# WRITTEN EXERCISE
Every line below should be copied exactly; drop the pictures.

# EXERCISE MATERIALS
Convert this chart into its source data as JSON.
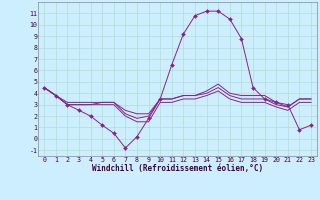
{
  "xlabel": "Windchill (Refroidissement éolien,°C)",
  "ylabel": "",
  "background_color": "#cceeff",
  "grid_color": "#b0ddd0",
  "line_color": "#882288",
  "x": [
    0,
    1,
    2,
    3,
    4,
    5,
    6,
    7,
    8,
    9,
    10,
    11,
    12,
    13,
    14,
    15,
    16,
    17,
    18,
    19,
    20,
    21,
    22,
    23
  ],
  "line1": [
    4.5,
    3.8,
    3.0,
    3.0,
    3.0,
    3.2,
    3.2,
    2.2,
    1.8,
    2.0,
    3.5,
    3.5,
    3.8,
    3.8,
    4.0,
    4.5,
    3.8,
    3.5,
    3.5,
    3.5,
    3.0,
    2.8,
    3.5,
    3.5
  ],
  "line2": [
    4.5,
    3.8,
    3.0,
    2.5,
    2.0,
    1.2,
    0.5,
    -0.8,
    0.2,
    1.8,
    3.5,
    6.5,
    9.2,
    10.8,
    11.2,
    11.2,
    10.5,
    8.8,
    4.5,
    3.5,
    3.2,
    3.0,
    0.8,
    1.2
  ],
  "line3": [
    4.5,
    3.8,
    3.2,
    3.2,
    3.2,
    3.2,
    3.2,
    2.5,
    2.2,
    2.2,
    3.5,
    3.5,
    3.8,
    3.8,
    4.2,
    4.8,
    4.0,
    3.8,
    3.8,
    3.8,
    3.2,
    2.8,
    3.5,
    3.5
  ],
  "line4": [
    4.5,
    3.8,
    3.0,
    3.0,
    3.0,
    3.0,
    3.0,
    2.0,
    1.5,
    1.5,
    3.2,
    3.2,
    3.5,
    3.5,
    3.8,
    4.2,
    3.5,
    3.2,
    3.2,
    3.2,
    2.8,
    2.5,
    3.2,
    3.2
  ],
  "ylim": [
    -1.5,
    12.0
  ],
  "xlim": [
    -0.5,
    23.5
  ],
  "yticks": [
    -1,
    0,
    1,
    2,
    3,
    4,
    5,
    6,
    7,
    8,
    9,
    10,
    11
  ],
  "xticks": [
    0,
    1,
    2,
    3,
    4,
    5,
    6,
    7,
    8,
    9,
    10,
    11,
    12,
    13,
    14,
    15,
    16,
    17,
    18,
    19,
    20,
    21,
    22,
    23
  ],
  "xlabel_fontsize": 5.5,
  "tick_fontsize": 4.8,
  "marker_size": 2.0,
  "linewidth": 0.7
}
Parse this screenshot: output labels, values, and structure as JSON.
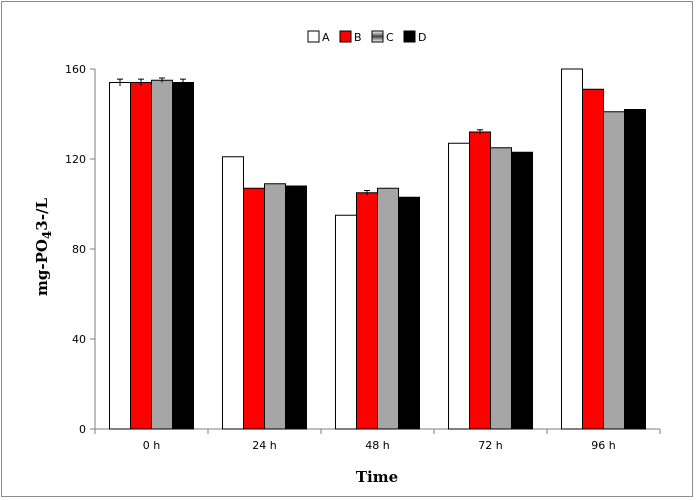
{
  "chart_data": {
    "type": "bar",
    "categories": [
      "0 h",
      "24 h",
      "48 h",
      "72 h",
      "96 h"
    ],
    "series": [
      {
        "name": "A",
        "values": [
          154,
          121,
          95,
          127,
          160
        ],
        "error": [
          1.5,
          0,
          0,
          0,
          0
        ],
        "color": "#ffffff"
      },
      {
        "name": "B",
        "values": [
          154,
          107,
          105,
          132,
          151
        ],
        "error": [
          1.5,
          0,
          1,
          1,
          0
        ],
        "color": "#ff0000"
      },
      {
        "name": "C",
        "values": [
          155,
          109,
          107,
          125,
          141
        ],
        "error": [
          1,
          0,
          0,
          0,
          0
        ],
        "color": "gradient-gray"
      },
      {
        "name": "D",
        "values": [
          154,
          108,
          103,
          123,
          142
        ],
        "error": [
          1.5,
          0,
          0,
          0,
          0
        ],
        "color": "#000000"
      }
    ],
    "xlabel": "Time",
    "ylabel_parts": {
      "prefix": "mg-PO",
      "subscript": "4",
      "suffix": "3-/L"
    },
    "ylim": [
      0,
      160
    ],
    "yticks": [
      0,
      40,
      80,
      120,
      160
    ],
    "legend_position": "top-center",
    "grid": false
  }
}
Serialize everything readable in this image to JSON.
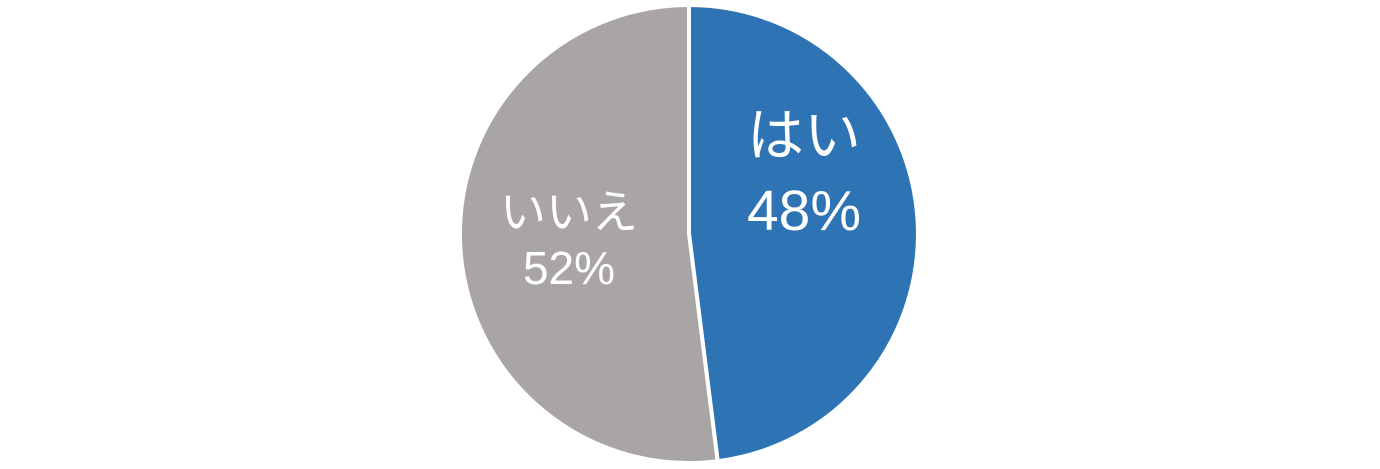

# FINISHED EXERCISE
Convert this chart into its source data as JSON.
{
  "xlabel": "Windchill (Refroidissement éolien,°C)",
  "ylabel": "",
  "background_color": "#cceeff",
  "grid_color": "#b0ddd0",
  "line_color": "#882288",
  "x": [
    0,
    1,
    2,
    3,
    4,
    5,
    6,
    7,
    8,
    9,
    10,
    11,
    12,
    13,
    14,
    15,
    16,
    17,
    18,
    19,
    20,
    21,
    22,
    23
  ],
  "line1": [
    4.5,
    3.8,
    3.0,
    3.0,
    3.0,
    3.2,
    3.2,
    2.2,
    1.8,
    2.0,
    3.5,
    3.5,
    3.8,
    3.8,
    4.0,
    4.5,
    3.8,
    3.5,
    3.5,
    3.5,
    3.0,
    2.8,
    3.5,
    3.5
  ],
  "line2": [
    4.5,
    3.8,
    3.0,
    2.5,
    2.0,
    1.2,
    0.5,
    -0.8,
    0.2,
    1.8,
    3.5,
    6.5,
    9.2,
    10.8,
    11.2,
    11.2,
    10.5,
    8.8,
    4.5,
    3.5,
    3.2,
    3.0,
    0.8,
    1.2
  ],
  "line3": [
    4.5,
    3.8,
    3.2,
    3.2,
    3.2,
    3.2,
    3.2,
    2.5,
    2.2,
    2.2,
    3.5,
    3.5,
    3.8,
    3.8,
    4.2,
    4.8,
    4.0,
    3.8,
    3.8,
    3.8,
    3.2,
    2.8,
    3.5,
    3.5
  ],
  "line4": [
    4.5,
    3.8,
    3.0,
    3.0,
    3.0,
    3.0,
    3.0,
    2.0,
    1.5,
    1.5,
    3.2,
    3.2,
    3.5,
    3.5,
    3.8,
    4.2,
    3.5,
    3.2,
    3.2,
    3.2,
    2.8,
    2.5,
    3.2,
    3.2
  ],
  "ylim": [
    -1.5,
    12.0
  ],
  "xlim": [
    -0.5,
    23.5
  ],
  "yticks": [
    -1,
    0,
    1,
    2,
    3,
    4,
    5,
    6,
    7,
    8,
    9,
    10,
    11
  ],
  "xticks": [
    0,
    1,
    2,
    3,
    4,
    5,
    6,
    7,
    8,
    9,
    10,
    11,
    12,
    13,
    14,
    15,
    16,
    17,
    18,
    19,
    20,
    21,
    22,
    23
  ],
  "xlabel_fontsize": 5.5,
  "tick_fontsize": 4.8,
  "marker_size": 2.0,
  "linewidth": 0.7
}
Parse this screenshot: output labels, values, and structure as JSON.
{
  "chart_data": {
    "type": "bar",
    "categories": [
      "0 h",
      "24 h",
      "48 h",
      "72 h",
      "96 h"
    ],
    "series": [
      {
        "name": "A",
        "values": [
          154,
          121,
          95,
          127,
          160
        ],
        "error": [
          1.5,
          0,
          0,
          0,
          0
        ],
        "color": "#ffffff"
      },
      {
        "name": "B",
        "values": [
          154,
          107,
          105,
          132,
          151
        ],
        "error": [
          1.5,
          0,
          1,
          1,
          0
        ],
        "color": "#ff0000"
      },
      {
        "name": "C",
        "values": [
          155,
          109,
          107,
          125,
          141
        ],
        "error": [
          1,
          0,
          0,
          0,
          0
        ],
        "color": "gradient-gray"
      },
      {
        "name": "D",
        "values": [
          154,
          108,
          103,
          123,
          142
        ],
        "error": [
          1.5,
          0,
          0,
          0,
          0
        ],
        "color": "#000000"
      }
    ],
    "xlabel": "Time",
    "ylabel_parts": {
      "prefix": "mg-PO",
      "subscript": "4",
      "suffix": "3-/L"
    },
    "ylim": [
      0,
      160
    ],
    "yticks": [
      0,
      40,
      80,
      120,
      160
    ],
    "legend_position": "top-center",
    "grid": false
  }
}
Serialize everything readable in this image to JSON.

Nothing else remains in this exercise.